Stored items from a collection ->
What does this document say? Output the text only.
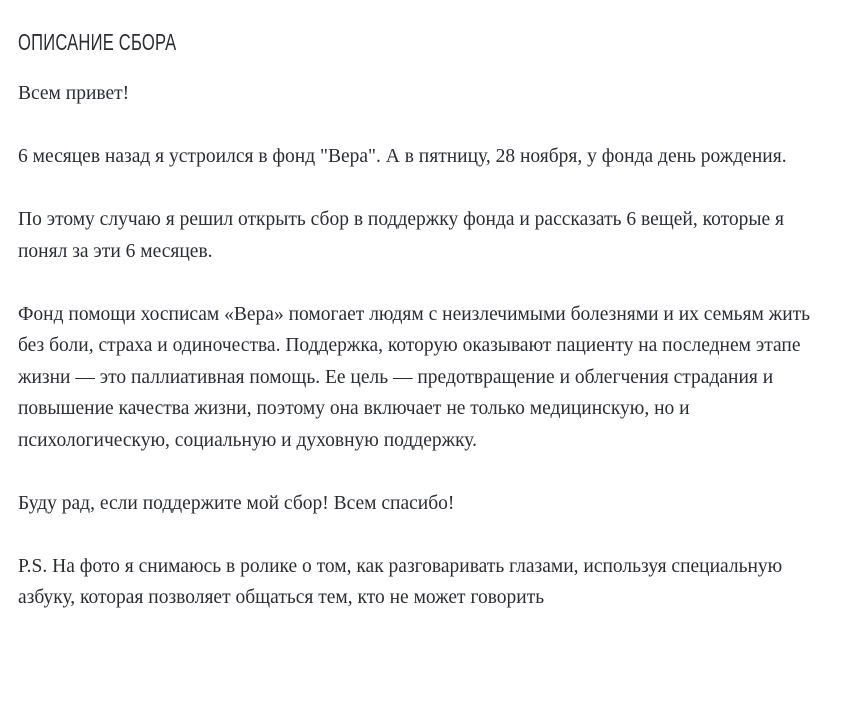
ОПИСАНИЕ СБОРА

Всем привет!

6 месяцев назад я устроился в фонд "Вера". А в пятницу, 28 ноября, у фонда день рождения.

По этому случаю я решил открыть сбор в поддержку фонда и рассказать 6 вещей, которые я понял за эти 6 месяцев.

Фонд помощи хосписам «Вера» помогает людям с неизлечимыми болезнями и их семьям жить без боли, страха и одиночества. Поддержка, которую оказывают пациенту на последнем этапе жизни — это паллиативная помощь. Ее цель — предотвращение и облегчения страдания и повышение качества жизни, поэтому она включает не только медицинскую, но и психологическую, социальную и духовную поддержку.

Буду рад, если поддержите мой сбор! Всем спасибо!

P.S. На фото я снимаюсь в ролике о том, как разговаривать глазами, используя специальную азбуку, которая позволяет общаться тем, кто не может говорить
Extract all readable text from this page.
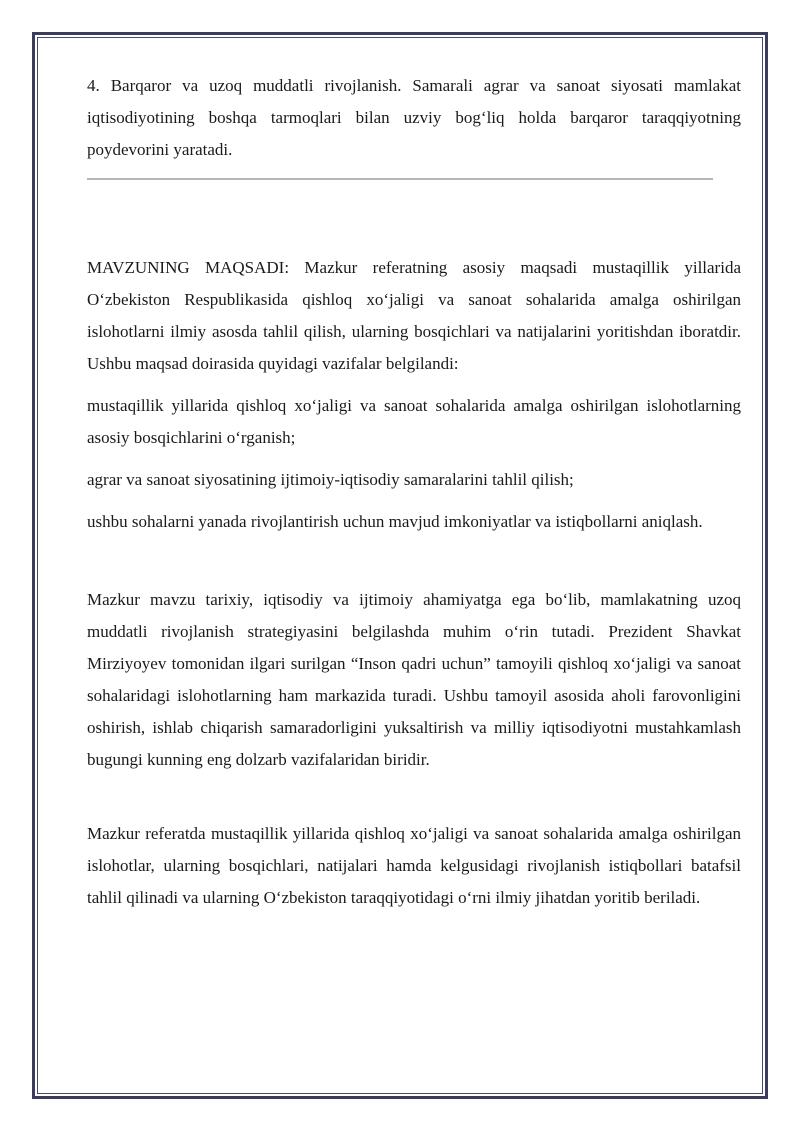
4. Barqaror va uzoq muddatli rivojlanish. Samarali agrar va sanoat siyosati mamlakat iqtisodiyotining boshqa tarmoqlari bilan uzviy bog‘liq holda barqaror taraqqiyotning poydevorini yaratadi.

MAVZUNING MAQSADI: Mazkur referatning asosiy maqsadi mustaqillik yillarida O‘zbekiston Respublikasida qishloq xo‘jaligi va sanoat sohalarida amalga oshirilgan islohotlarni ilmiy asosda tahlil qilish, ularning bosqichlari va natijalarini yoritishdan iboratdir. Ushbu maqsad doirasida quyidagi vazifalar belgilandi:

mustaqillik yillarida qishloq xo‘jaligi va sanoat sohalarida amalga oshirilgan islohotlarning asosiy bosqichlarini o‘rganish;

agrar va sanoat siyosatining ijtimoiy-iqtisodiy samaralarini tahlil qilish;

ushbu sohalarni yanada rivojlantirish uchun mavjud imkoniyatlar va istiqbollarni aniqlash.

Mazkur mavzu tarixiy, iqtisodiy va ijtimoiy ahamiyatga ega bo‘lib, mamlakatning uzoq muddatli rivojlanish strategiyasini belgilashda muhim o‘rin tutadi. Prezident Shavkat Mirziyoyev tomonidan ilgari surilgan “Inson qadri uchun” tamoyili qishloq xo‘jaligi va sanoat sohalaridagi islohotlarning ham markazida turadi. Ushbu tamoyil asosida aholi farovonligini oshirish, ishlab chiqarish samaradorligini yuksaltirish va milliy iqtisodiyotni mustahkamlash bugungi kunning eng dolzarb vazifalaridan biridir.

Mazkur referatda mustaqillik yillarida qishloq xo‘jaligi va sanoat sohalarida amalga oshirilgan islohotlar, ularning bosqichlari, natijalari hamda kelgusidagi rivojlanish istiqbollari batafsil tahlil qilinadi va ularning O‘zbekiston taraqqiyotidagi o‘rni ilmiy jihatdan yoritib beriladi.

DIRECTIONS ->
Return the listing above in full and without alteration, excluding its pictures.

WRITTEN SOLUTION ->
What does this document say? Output the text only.
ОПИСАНИЕ СБОРА

Всем привет!

6 месяцев назад я устроился в фонд "Вера". А в пятницу, 28 ноября, у фонда день рождения.

По этому случаю я решил открыть сбор в поддержку фонда и рассказать 6 вещей, которые я понял за эти 6 месяцев.

Фонд помощи хосписам «Вера» помогает людям с неизлечимыми болезнями и их семьям жить без боли, страха и одиночества. Поддержка, которую оказывают пациенту на последнем этапе жизни — это паллиативная помощь. Ее цель — предотвращение и облегчения страдания и повышение качества жизни, поэтому она включает не только медицинскую, но и психологическую, социальную и духовную поддержку.

Буду рад, если поддержите мой сбор! Всем спасибо!

P.S. На фото я снимаюсь в ролике о том, как разговаривать глазами, используя специальную азбуку, которая позволяет общаться тем, кто не может говорить
Extract all readable text from this page.
4. Barqaror va uzoq muddatli rivojlanish. Samarali agrar va sanoat siyosati mamlakat iqtisodiyotining boshqa tarmoqlari bilan uzviy bog‘liq holda barqaror taraqqiyotning poydevorini yaratadi.

MAVZUNING MAQSADI: Mazkur referatning asosiy maqsadi mustaqillik yillarida O‘zbekiston Respublikasida qishloq xo‘jaligi va sanoat sohalarida amalga oshirilgan islohotlarni ilmiy asosda tahlil qilish, ularning bosqichlari va natijalarini yoritishdan iboratdir. Ushbu maqsad doirasida quyidagi vazifalar belgilandi:

mustaqillik yillarida qishloq xo‘jaligi va sanoat sohalarida amalga oshirilgan islohotlarning asosiy bosqichlarini o‘rganish;

agrar va sanoat siyosatining ijtimoiy-iqtisodiy samaralarini tahlil qilish;

ushbu sohalarni yanada rivojlantirish uchun mavjud imkoniyatlar va istiqbollarni aniqlash.

Mazkur mavzu tarixiy, iqtisodiy va ijtimoiy ahamiyatga ega bo‘lib, mamlakatning uzoq muddatli rivojlanish strategiyasini belgilashda muhim o‘rin tutadi. Prezident Shavkat Mirziyoyev tomonidan ilgari surilgan “Inson qadri uchun” tamoyili qishloq xo‘jaligi va sanoat sohalaridagi islohotlarning ham markazida turadi. Ushbu tamoyil asosida aholi farovonligini oshirish, ishlab chiqarish samaradorligini yuksaltirish va milliy iqtisodiyotni mustahkamlash bugungi kunning eng dolzarb vazifalaridan biridir.

Mazkur referatda mustaqillik yillarida qishloq xo‘jaligi va sanoat sohalarida amalga oshirilgan islohotlar, ularning bosqichlari, natijalari hamda kelgusidagi rivojlanish istiqbollari batafsil tahlil qilinadi va ularning O‘zbekiston taraqqiyotidagi o‘rni ilmiy jihatdan yoritib beriladi.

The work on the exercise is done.